TEXT PASSAGE

Pouya finally reached Germany in March 2011. The authorities agreed to review his request for asylum and sent him to wait for a verdict in Augsburg—a fateful decision that led to him helping local artists launch a remarkable project.
They were turning a former senior care home into the Grandhotel Cosmopolis, which now combines artist-designed bedrooms for paying guests and asylum seekers with a vibrant cafe and concert venue where Augsburg residents, visitors, and refugees mingle.
Grandhotel Cosmopolis became an artistic hub in Augsburg, a city founded more than 2,000 years ago by the Romans, which still possesses a grandeur bequeathed by its long and rich history as a banking and trading center in Bavaria.
When the Stuttgart-based Zuflucht Kultur (“Arts Refuge”) opera group came to Augsburg to stage “Zaide” in August 2015, the Grandhotel Cosmopolis was the obvious place to find migrants and refugees to take part in the production.

PROVIDED MATERIAL
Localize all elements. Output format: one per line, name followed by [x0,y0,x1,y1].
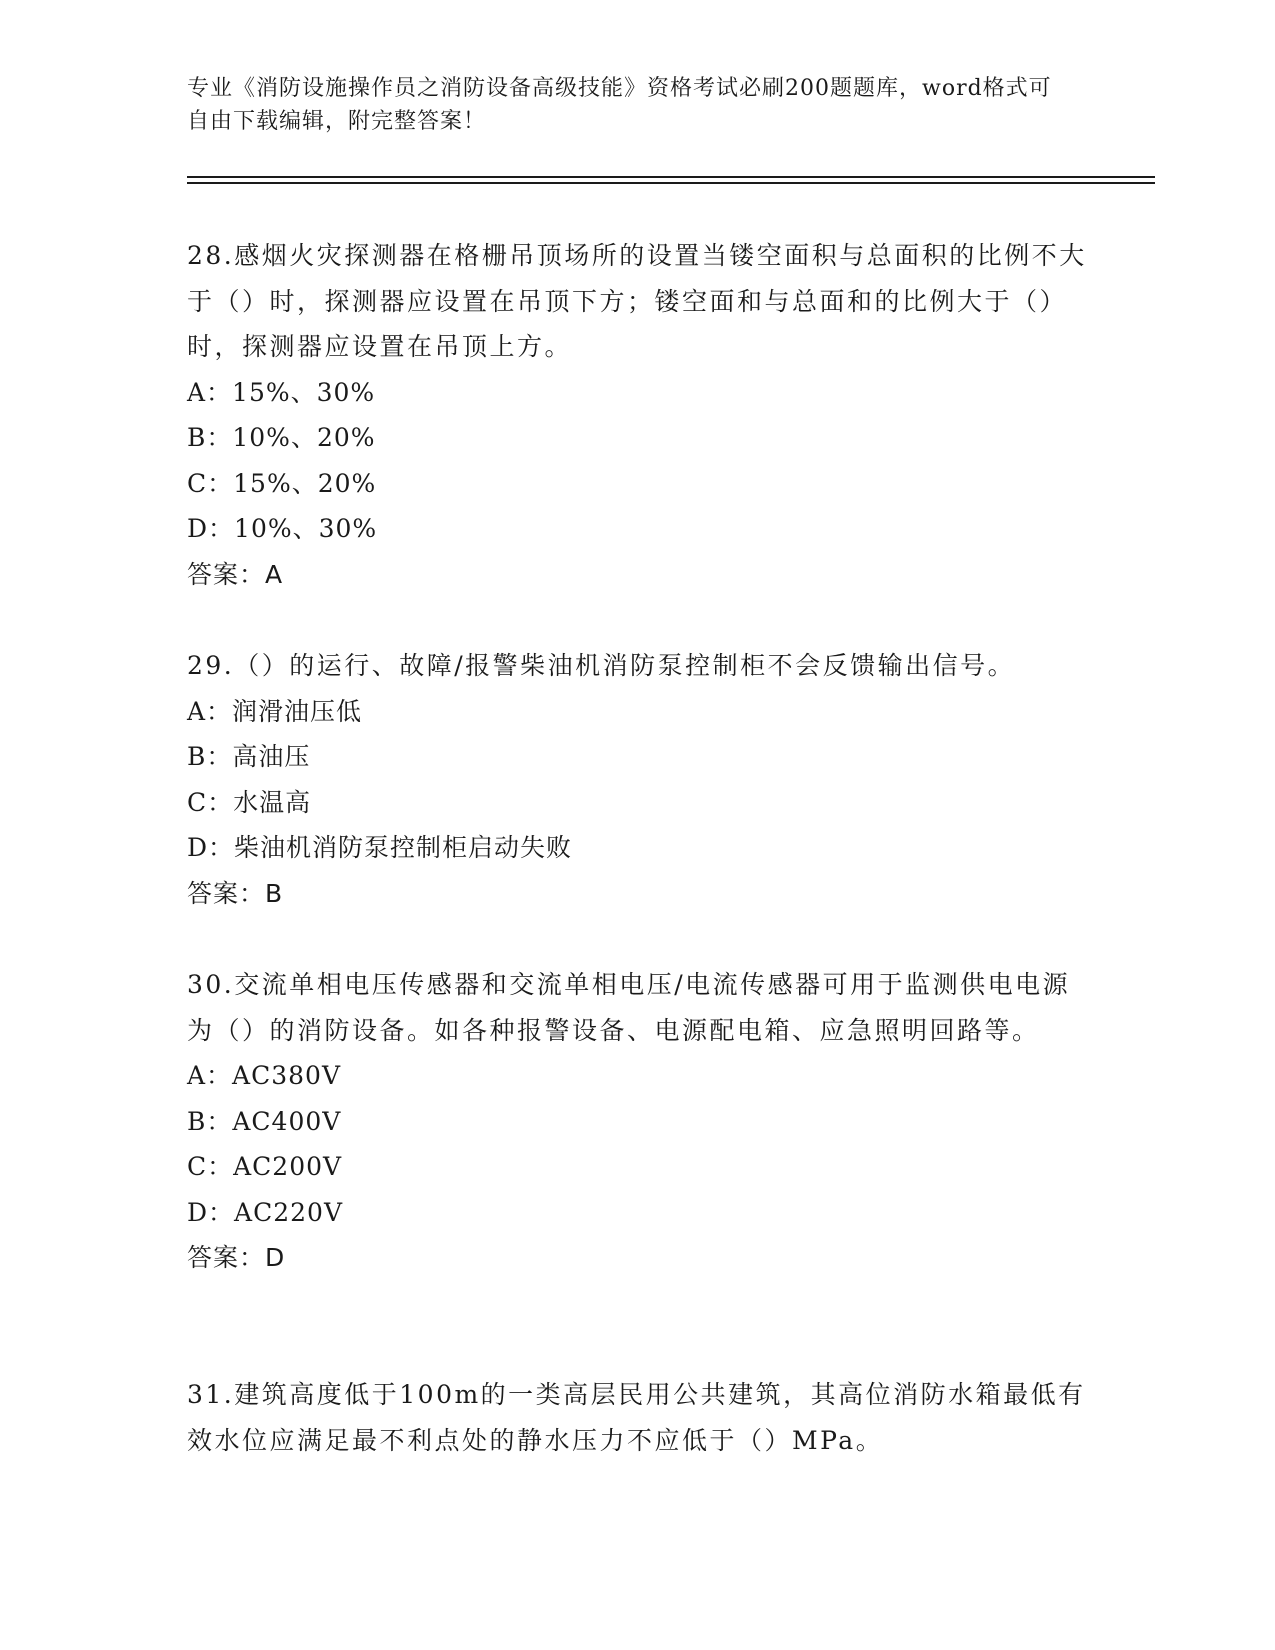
question-text: 29.（）的运行、故障/报警柴油机消防泵控制柜不会反馈输出信号。 [187,651,1016,680]
question-28 [187,233,1087,597]
option-a: A：AC380V [187,1061,342,1090]
answer: 答案：A [187,559,284,589]
option-a: A：润滑油压低 [187,696,363,726]
question-30 [187,962,1087,1281]
answer: 答案：D [187,1243,286,1272]
option-d: D：柴油机消防泵控制柜启动失败 [187,833,573,862]
question-31 [187,1372,1087,1463]
question-text: 31.建筑高度低于100m的一类高层民用公共建筑，其高位消防水箱最低有效水位应满足最不利点处的静水压力不应低于（）MPa。 [187,1380,1086,1455]
option-c: C：15%、20% [187,468,377,498]
header-divider-top [187,176,1155,178]
option-b: B：高油压 [187,742,311,771]
answer: 答案：B [187,878,284,908]
option-d: D：10%、30% [187,514,378,543]
header-divider-bottom [187,182,1155,184]
option-b: B：AC400V [187,1106,342,1136]
question-text: 28.感烟火灾探测器在格栅吊顶场所的设置当镂空面积与总面积的比例不大于（）时，探测器应设置在吊顶下方；镂空面和与总面和的比例大于（）时，探测器应设置在吊顶上方。 [187,241,1087,361]
option-c: C：水温高 [187,787,312,817]
option-a: A：15%、30% [187,377,376,407]
option-c: C：AC200V [187,1152,343,1181]
option-b: B：10%、20% [187,423,376,452]
document-header: 专业《消防设施操作员之消防设备高级技能》资格考试必刷200题题库，word格式可自由下载编辑，附完整答案！ [187,76,1052,134]
option-d: D：AC220V [187,1197,343,1227]
question-text: 30.交流单相电压传感器和交流单相电压/电流传感器可用于监测供电电源为（）的消防设备。如各种报警设备、电源配电箱、应急照明回路等。 [187,970,1071,1045]
question-29 [187,643,1087,916]
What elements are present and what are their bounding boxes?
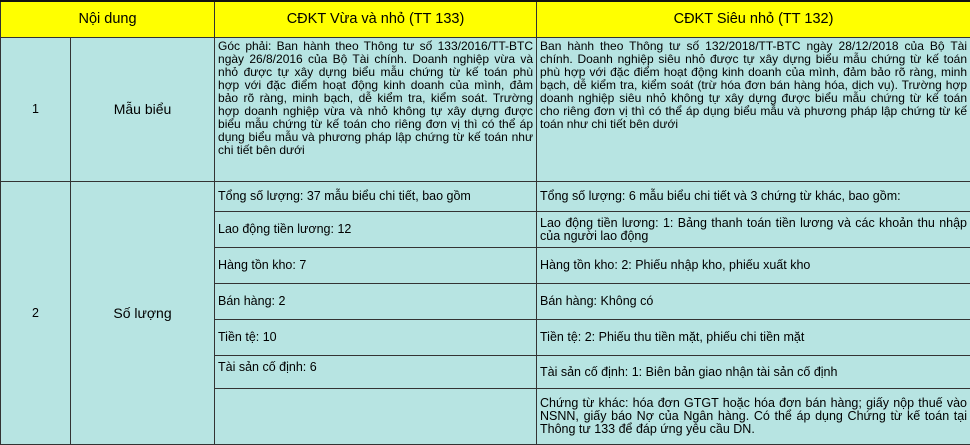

TO-DO LIST
a – List every country, region, and city named in the passage about the Grandhotel Cosmopolis.
b – Continue the passage about the Grandhotel Cosmopolis, starting right after its final sentence.

RESULTS FOR EACH TASK
a – Germany, Augsburg, Bavaria, Stuttgart

b –
Pouya joined Zuflucht Kultur for performances the following month at the presidential palace in Berlin and the Frankfurt headquarters of the 2.3 million-member IG Metall trade union just as Europe’s refugee crisis was reaching its zenith.
This was when hundreds of thousands of people were making their way from the Middle East, through Turkey, across the Mediterranean Sea to Greece, and then trekking through the Balkans towards western Europe, with Germany the main destination. Amid fears of a humanitarian crisis in Balkan states and Hungary, German Chancellor Angela Merkel froze regular asylum rules and introduced an “open arms” policy to ease the pressure further east; at the end of September 2015, officials said that some 280,000 asylum seekers had arrived in Germany that month.
Pouya, gregarious and charming, appealed to President Gauck after the Bellevue Palace concert for help with his asylum request. At IG Metall he made a strong impression on Bianka Huber, a project manager for the metalworkers’ union.
“A few weeks later I was in a car going back to Augsburg when I got an email from the president’s office saying he couldn’t help. Then, after a few minutes, Bianka called to talk about a job at IG Metall—bad news and good news came together.”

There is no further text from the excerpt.